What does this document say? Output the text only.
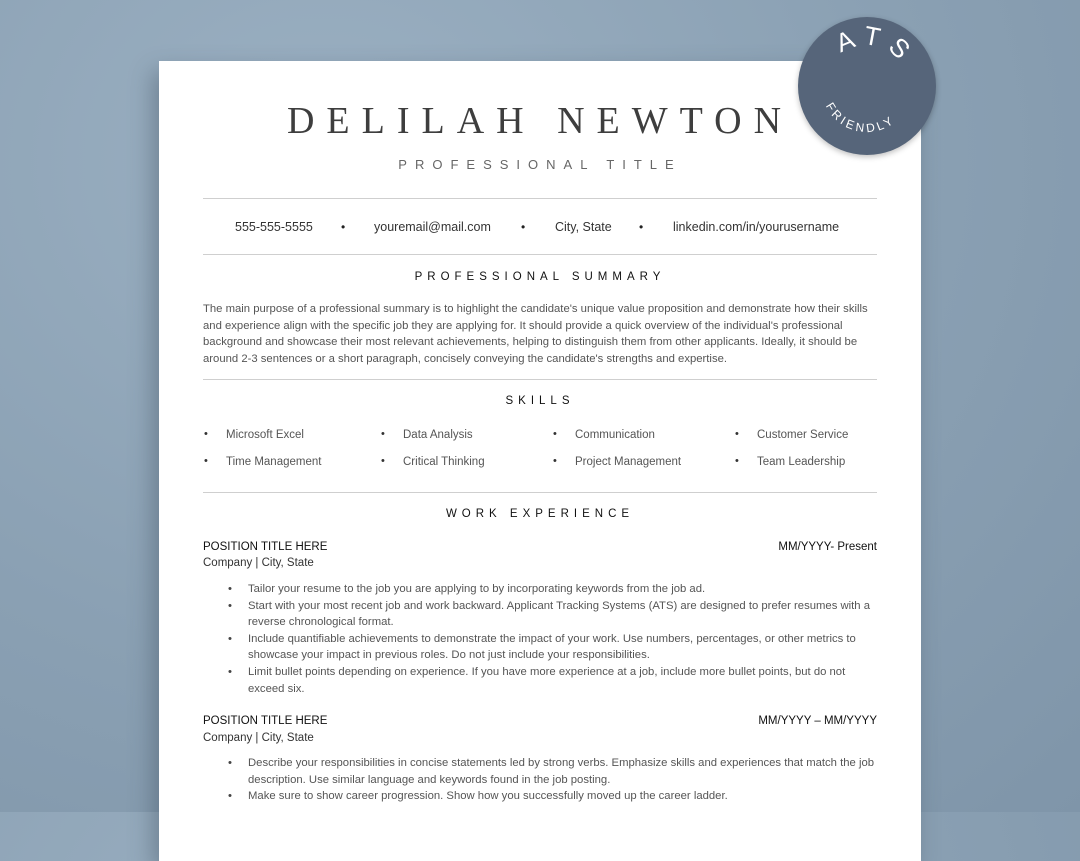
DELILAH NEWTON
PROFESSIONAL TITLE
555-555-5555 • youremail@mail.com	• City, State • linkedin.com/in/yourusername
PROFESSIONAL SUMMARY

The main purpose of a professional summary is to highlight the candidate's unique value proposition and demonstrate how their skills and experience align with the specific job they are applying for. It should provide a quick overview of the individual's professional background and showcase their most relevant achievements, helping to distinguish them from other applicants. Ideally, it should be around 2-3 sentences or a short paragraph, concisely conveying the candidate's strengths and expertise.

SKILLS
• Microsoft Excel	• Data Analysis	• Communication	• Customer Service
• Time Management	• Critical Thinking	• Project Management	• Team Leadership
WORK EXPERIENCE
POSITION TITLE HERE	MM/YYYY- Present
Company | City, State
• Tailor your resume to the job you are applying to by incorporating keywords from the job ad.
• Start with your most recent job and work backward. Applicant Tracking Systems (ATS) are designed to prefer resumes with a reverse chronological format.
• Include quantifiable achievements to demonstrate the impact of your work. Use numbers, percentages, or other metrics to showcase your impact in previous roles. Do not just include your responsibilities.
• Limit bullet points depending on experience. If you have more experience at a job, include more bullet points, but do not exceed six.
POSITION TITLE HERE	MM/YYYY – MM/YYYY
Company | City, State
• Describe your responsibilities in concise statements led by strong verbs. Emphasize skills and experiences that match the job description. Use similar language and keywords found in the job posting.
• Make sure to show career progression. Show how you successfully moved up the career ladder.
ATS
FRIENDLY
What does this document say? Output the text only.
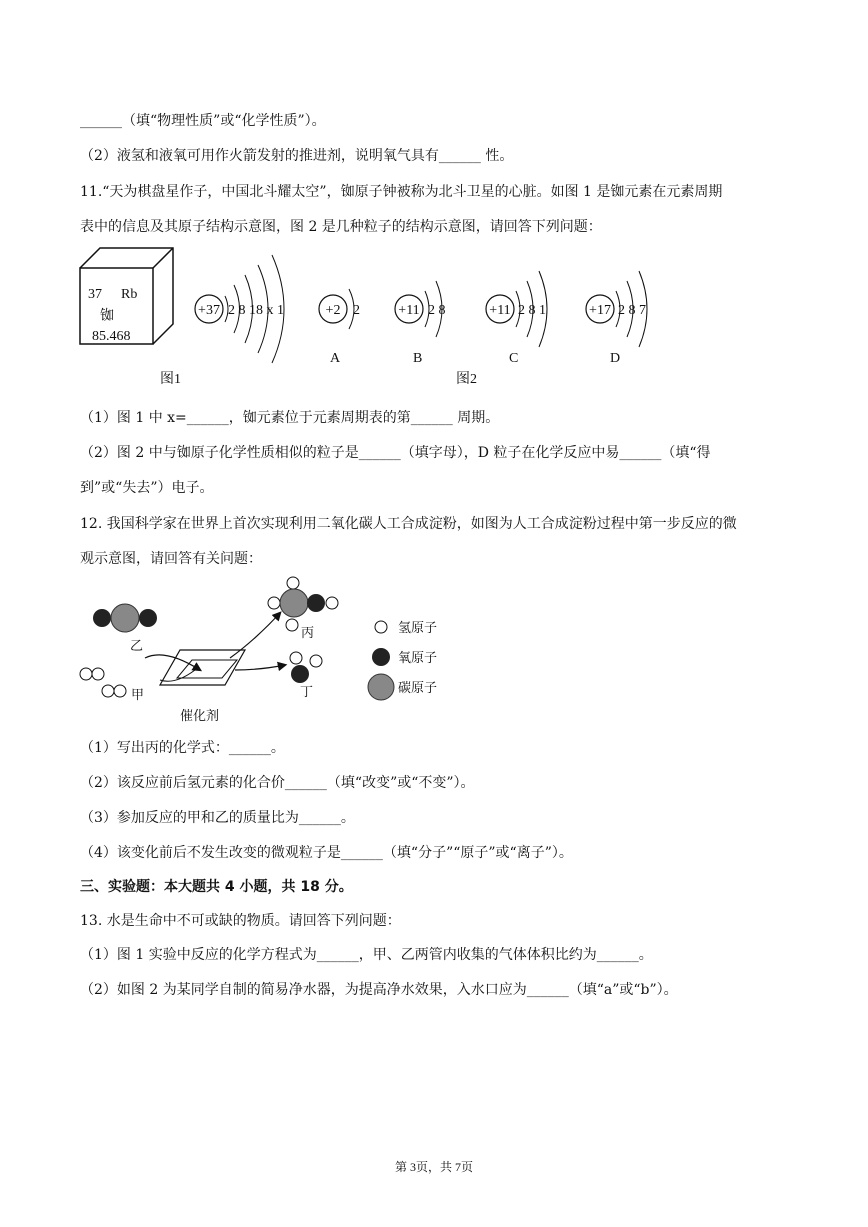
______（填“物理性质”或“化学性质”）。
（2）液氢和液氧可用作火箭发射的推进剂，说明氧气具有______ 性。
11.“天为棋盘星作子，中国北斗耀太空”，铷原子钟被称为北斗卫星的心脏。如图 1 是铷元素在元素周期
表中的信息及其原子结构示意图，图 2 是几种粒子的结构示意图，请回答下列问题：
37 Rb
铷
85.468
+37 2 8 18 x 1	+2 2
A
+11 2 8
B
+11 2 8 1
C
+17 2 8 7
D
图1	图2
（1）图 1 中 x=______，铷元素位于元素周期表的第______ 周期。
（2）图 2 中与铷原子化学性质相似的粒子是______（填字母），D 粒子在化学反应中易______（填“得
到”或“失去”）电子。
12. 我国科学家在世界上首次实现利用二氧化碳人工合成淀粉，如图为人工合成淀粉过程中第一步反应的微
观示意图，请回答有关问题：
乙
甲
催化剂
丙
丁
氢原子
氧原子
碳原子
（1）写出丙的化学式：______。
（2）该反应前后氢元素的化合价______（填“改变”或“不变”）。
（3）参加反应的甲和乙的质量比为______。
（4）该变化前后不发生改变的微观粒子是______（填“分子”“原子”或“离子”）。
三、实验题：本大题共 4 小题，共 18 分。
13. 水是生命中不可或缺的物质。请回答下列问题：
（1）图 1 实验中反应的化学方程式为______，甲、乙两管内收集的气体体积比约为______。
（2）如图 2 为某同学自制的简易净水器，为提高净水效果，入水口应为______（填“a”或“b”）。
第 3页，共 7页
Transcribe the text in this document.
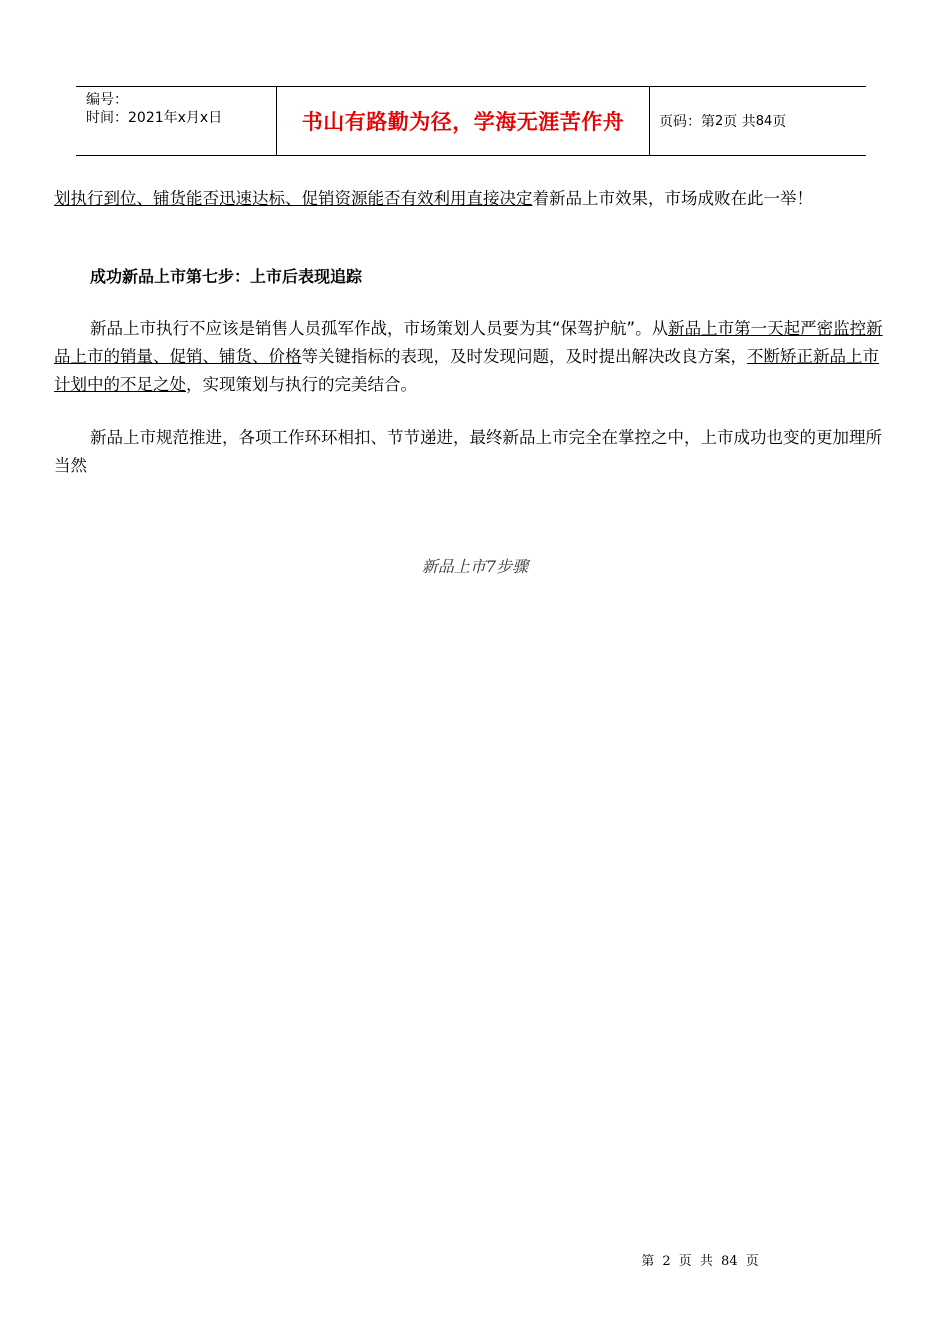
编号：
时间：2021年x月x日	书山有路勤为径，学海无涯苦作舟	页码：第 2 页 共 84 页
划执行到位、铺货能否迅速达标、促销资源能否有效利用直接决定着新品上市效果，市场成败在此一举！
成功新品上市第七步：上市后表现追踪
新品上市执行不应该是销售人员孤军作战，市场策划人员要为其“保驾护航”。从新品上市第一天起严密监控新品上市的销量、促销、铺货、价格等关键指标的表现，及时发现问题，及时提出解决改良方案，不断矫正新品上市计划中的不足之处，实现策划与执行的完美结合。
新品上市规范推进，各项工作环环相扣、节节递进，最终新品上市完全在掌控之中，上市成功也变的更加理所当然
新品上市7步骤
第 2 页 共 84 页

--------------------------------------------------

Every line of text is to be repeated exactly; pictures are left out.

- **TASK SOLUTION**:
What does this document say? Output the text only.
DELILAH NEWTON
PROFESSIONAL TITLE
555-555-5555 • youremail@mail.com	• City, State • linkedin.com/in/yourusername
PROFESSIONAL SUMMARY

The main purpose of a professional summary is to highlight the candidate's unique value proposition and demonstrate how their skills and experience align with the specific job they are applying for. It should provide a quick overview of the individual's professional background and showcase their most relevant achievements, helping to distinguish them from other applicants. Ideally, it should be around 2-3 sentences or a short paragraph, concisely conveying the candidate's strengths and expertise.

SKILLS
• Microsoft Excel	• Data Analysis	• Communication	• Customer Service
• Time Management	• Critical Thinking	• Project Management	• Team Leadership
WORK EXPERIENCE
POSITION TITLE HERE	MM/YYYY- Present
Company | City, State
• Tailor your resume to the job you are applying to by incorporating keywords from the job ad.
• Start with your most recent job and work backward. Applicant Tracking Systems (ATS) are designed to prefer resumes with a reverse chronological format.
• Include quantifiable achievements to demonstrate the impact of your work. Use numbers, percentages, or other metrics to showcase your impact in previous roles. Do not just include your responsibilities.
• Limit bullet points depending on experience. If you have more experience at a job, include more bullet points, but do not exceed six.
POSITION TITLE HERE	MM/YYYY – MM/YYYY
Company | City, State
• Describe your responsibilities in concise statements led by strong verbs. Emphasize skills and experiences that match the job description. Use similar language and keywords found in the job posting.
• Make sure to show career progression. Show how you successfully moved up the career ladder.
ATS
FRIENDLY
What does this document say? Output the text only.
______（填“物理性质”或“化学性质”）。
（2）液氢和液氧可用作火箭发射的推进剂，说明氧气具有______ 性。
11.“天为棋盘星作子，中国北斗耀太空”，铷原子钟被称为北斗卫星的心脏。如图 1 是铷元素在元素周期
表中的信息及其原子结构示意图，图 2 是几种粒子的结构示意图，请回答下列问题：
37 Rb
铷
85.468
+37 2 8 18 x 1	+2 2
A
+11 2 8
B
+11 2 8 1
C
+17 2 8 7
D
图1	图2
（1）图 1 中 x=______，铷元素位于元素周期表的第______ 周期。
（2）图 2 中与铷原子化学性质相似的粒子是______（填字母），D 粒子在化学反应中易______（填“得
到”或“失去”）电子。
12. 我国科学家在世界上首次实现利用二氧化碳人工合成淀粉，如图为人工合成淀粉过程中第一步反应的微
观示意图，请回答有关问题：
乙
甲
催化剂
丙
丁
氢原子
氧原子
碳原子
（1）写出丙的化学式：______。
（2）该反应前后氢元素的化合价______（填“改变”或“不变”）。
（3）参加反应的甲和乙的质量比为______。
（4）该变化前后不发生改变的微观粒子是______（填“分子”“原子”或“离子”）。
三、实验题：本大题共 4 小题，共 18 分。
13. 水是生命中不可或缺的物质。请回答下列问题：
（1）图 1 实验中反应的化学方程式为______，甲、乙两管内收集的气体体积比约为______。
（2）如图 2 为某同学自制的简易净水器，为提高净水效果，入水口应为______（填“a”或“b”）。
第 3页，共 7页
Transcribe the text in this document.
编号：
时间：2021年x月x日	书山有路勤为径，学海无涯苦作舟	页码：第 2 页 共 84 页
划执行到位、铺货能否迅速达标、促销资源能否有效利用直接决定着新品上市效果，市场成败在此一举！
成功新品上市第七步：上市后表现追踪
新品上市执行不应该是销售人员孤军作战，市场策划人员要为其“保驾护航”。从新品上市第一天起严密监控新品上市的销量、促销、铺货、价格等关键指标的表现，及时发现问题，及时提出解决改良方案，不断矫正新品上市计划中的不足之处，实现策划与执行的完美结合。
新品上市规范推进，各项工作环环相扣、节节递进，最终新品上市完全在掌控之中，上市成功也变的更加理所当然
新品上市7步骤
第 2 页 共 84 页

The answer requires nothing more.